Exactly and only the lines from the one containing "Extract the chart's" through the close of the entries below are to be set down.

Source material:
==================================================

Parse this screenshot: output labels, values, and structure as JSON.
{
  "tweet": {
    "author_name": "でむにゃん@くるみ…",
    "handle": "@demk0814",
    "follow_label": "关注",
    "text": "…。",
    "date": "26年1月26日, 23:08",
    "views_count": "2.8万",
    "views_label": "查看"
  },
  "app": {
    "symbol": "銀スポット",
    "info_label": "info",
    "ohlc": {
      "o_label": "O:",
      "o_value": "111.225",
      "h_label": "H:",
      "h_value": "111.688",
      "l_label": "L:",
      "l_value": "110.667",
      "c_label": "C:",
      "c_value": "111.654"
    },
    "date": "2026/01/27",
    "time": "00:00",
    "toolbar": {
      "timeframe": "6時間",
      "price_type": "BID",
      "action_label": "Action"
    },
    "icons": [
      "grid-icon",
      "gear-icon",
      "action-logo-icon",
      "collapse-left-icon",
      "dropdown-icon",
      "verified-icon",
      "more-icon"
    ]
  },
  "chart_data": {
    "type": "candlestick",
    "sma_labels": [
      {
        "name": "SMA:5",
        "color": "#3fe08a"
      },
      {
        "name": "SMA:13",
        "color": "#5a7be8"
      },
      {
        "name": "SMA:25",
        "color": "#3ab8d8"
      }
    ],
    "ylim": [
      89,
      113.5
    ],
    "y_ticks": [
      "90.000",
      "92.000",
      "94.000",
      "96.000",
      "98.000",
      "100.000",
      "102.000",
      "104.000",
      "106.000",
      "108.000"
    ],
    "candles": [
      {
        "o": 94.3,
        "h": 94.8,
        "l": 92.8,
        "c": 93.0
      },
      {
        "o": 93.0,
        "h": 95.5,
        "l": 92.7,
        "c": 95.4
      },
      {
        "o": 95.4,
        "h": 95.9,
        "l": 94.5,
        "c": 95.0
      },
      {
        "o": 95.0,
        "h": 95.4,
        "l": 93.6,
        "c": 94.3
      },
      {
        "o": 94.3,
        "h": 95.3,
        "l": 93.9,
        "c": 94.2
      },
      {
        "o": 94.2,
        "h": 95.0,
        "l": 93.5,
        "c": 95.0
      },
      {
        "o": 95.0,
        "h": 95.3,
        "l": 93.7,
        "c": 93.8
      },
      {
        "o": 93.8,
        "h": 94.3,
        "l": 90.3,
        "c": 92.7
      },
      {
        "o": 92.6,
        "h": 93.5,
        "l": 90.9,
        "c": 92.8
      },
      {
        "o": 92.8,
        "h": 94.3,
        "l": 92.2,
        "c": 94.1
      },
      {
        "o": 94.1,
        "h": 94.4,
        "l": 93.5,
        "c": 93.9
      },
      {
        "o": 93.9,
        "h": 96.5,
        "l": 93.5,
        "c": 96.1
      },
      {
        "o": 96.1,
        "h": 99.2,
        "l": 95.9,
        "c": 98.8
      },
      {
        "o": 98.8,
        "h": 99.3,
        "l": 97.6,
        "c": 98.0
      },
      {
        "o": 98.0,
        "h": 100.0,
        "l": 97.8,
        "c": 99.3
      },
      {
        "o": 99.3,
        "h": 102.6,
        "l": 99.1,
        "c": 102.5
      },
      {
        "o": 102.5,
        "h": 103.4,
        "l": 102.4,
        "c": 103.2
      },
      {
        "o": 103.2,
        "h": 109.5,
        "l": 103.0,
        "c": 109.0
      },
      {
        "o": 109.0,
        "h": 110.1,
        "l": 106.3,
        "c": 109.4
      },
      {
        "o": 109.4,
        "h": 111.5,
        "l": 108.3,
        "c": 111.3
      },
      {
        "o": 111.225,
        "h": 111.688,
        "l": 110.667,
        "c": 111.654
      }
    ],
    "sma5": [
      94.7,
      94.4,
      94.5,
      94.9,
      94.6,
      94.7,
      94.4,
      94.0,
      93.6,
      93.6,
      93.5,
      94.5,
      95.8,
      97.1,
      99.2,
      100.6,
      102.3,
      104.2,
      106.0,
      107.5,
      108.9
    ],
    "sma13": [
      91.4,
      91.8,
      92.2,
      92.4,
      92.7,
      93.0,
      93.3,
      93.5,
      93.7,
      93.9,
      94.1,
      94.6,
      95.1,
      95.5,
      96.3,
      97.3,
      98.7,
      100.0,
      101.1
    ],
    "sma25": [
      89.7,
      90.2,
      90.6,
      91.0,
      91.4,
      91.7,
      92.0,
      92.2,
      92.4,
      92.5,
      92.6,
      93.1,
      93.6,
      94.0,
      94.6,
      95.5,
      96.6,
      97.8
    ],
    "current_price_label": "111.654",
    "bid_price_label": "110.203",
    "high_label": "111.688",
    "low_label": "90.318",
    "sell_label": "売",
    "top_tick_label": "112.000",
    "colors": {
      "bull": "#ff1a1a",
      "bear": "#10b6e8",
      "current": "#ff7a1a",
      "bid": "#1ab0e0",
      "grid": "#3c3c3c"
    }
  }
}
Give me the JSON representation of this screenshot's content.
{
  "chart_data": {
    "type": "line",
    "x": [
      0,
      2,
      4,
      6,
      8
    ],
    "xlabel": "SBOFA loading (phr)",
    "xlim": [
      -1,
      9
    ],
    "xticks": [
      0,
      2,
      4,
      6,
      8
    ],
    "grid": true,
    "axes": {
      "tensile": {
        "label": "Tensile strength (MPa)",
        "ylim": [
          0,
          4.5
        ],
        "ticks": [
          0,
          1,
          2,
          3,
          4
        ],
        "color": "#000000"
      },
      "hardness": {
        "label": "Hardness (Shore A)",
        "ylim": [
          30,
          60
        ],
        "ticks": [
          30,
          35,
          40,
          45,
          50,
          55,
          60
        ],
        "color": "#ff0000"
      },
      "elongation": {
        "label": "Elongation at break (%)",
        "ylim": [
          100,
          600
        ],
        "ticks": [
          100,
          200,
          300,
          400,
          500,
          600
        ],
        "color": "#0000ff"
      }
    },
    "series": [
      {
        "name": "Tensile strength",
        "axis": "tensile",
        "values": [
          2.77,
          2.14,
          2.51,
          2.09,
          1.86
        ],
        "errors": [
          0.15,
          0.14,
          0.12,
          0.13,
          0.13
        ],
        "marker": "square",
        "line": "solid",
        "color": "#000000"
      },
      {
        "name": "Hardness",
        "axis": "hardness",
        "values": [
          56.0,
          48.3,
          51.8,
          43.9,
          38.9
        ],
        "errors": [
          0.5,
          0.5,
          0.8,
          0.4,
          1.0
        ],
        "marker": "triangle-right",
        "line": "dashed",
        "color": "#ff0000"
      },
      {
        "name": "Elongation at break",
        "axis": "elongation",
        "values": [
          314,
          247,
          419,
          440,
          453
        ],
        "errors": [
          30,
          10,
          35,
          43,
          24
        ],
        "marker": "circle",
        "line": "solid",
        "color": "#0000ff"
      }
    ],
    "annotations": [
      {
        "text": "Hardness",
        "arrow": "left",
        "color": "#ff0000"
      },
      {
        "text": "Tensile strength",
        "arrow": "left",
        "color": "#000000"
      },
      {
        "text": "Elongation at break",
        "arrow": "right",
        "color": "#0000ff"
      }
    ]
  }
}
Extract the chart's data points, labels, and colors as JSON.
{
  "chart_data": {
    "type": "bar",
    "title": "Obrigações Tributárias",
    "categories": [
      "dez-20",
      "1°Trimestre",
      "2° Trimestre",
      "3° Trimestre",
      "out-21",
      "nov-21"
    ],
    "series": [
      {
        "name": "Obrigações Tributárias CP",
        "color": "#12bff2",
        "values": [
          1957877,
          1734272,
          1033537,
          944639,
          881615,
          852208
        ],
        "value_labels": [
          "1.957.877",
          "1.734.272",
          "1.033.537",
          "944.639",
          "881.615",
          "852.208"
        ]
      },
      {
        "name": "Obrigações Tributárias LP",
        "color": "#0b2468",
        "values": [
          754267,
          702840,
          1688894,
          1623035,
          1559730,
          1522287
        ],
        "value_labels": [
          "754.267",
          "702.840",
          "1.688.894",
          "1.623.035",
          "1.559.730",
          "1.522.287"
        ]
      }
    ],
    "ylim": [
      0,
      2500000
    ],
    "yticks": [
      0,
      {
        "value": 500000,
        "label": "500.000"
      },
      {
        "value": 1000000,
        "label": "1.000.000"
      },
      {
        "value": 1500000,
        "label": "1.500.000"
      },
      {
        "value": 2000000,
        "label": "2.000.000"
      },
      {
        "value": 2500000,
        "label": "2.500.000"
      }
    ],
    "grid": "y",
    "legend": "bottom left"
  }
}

==================================================

Solution to this problem:
Extract the chart's data points, labels, and colors as JSON.
{
  "chart_data": {
    "type": "bar",
    "title": "Obrigações Tributárias",
    "categories": [
      "dez-20",
      "1°Trimestre",
      "2° Trimestre",
      "3° Trimestre",
      "out-21",
      "nov-21"
    ],
    "series": [
      {
        "name": "Obrigações Tributárias CP",
        "color": "#12bff2",
        "values": [
          1957877,
          1734272,
          1033537,
          944639,
          881615,
          852208
        ],
        "value_labels": [
          "1.957.877",
          "1.734.272",
          "1.033.537",
          "944.639",
          "881.615",
          "852.208"
        ]
      },
      {
        "name": "Obrigações Tributárias LP",
        "color": "#0b2468",
        "values": [
          754267,
          702840,
          1688894,
          1623035,
          1559730,
          1522287
        ],
        "value_labels": [
          "754.267",
          "702.840",
          "1.688.894",
          "1.623.035",
          "1.559.730",
          "1.522.287"
        ]
      }
    ],
    "ylim": [
      0,
      2500000
    ],
    "yticks": [
      0,
      {
        "value": 500000,
        "label": "500.000"
      },
      {
        "value": 1000000,
        "label": "1.000.000"
      },
      {
        "value": 1500000,
        "label": "1.500.000"
      },
      {
        "value": 2000000,
        "label": "2.000.000"
      },
      {
        "value": 2500000,
        "label": "2.500.000"
      }
    ],
    "grid": "y",
    "legend": "bottom left"
  }
}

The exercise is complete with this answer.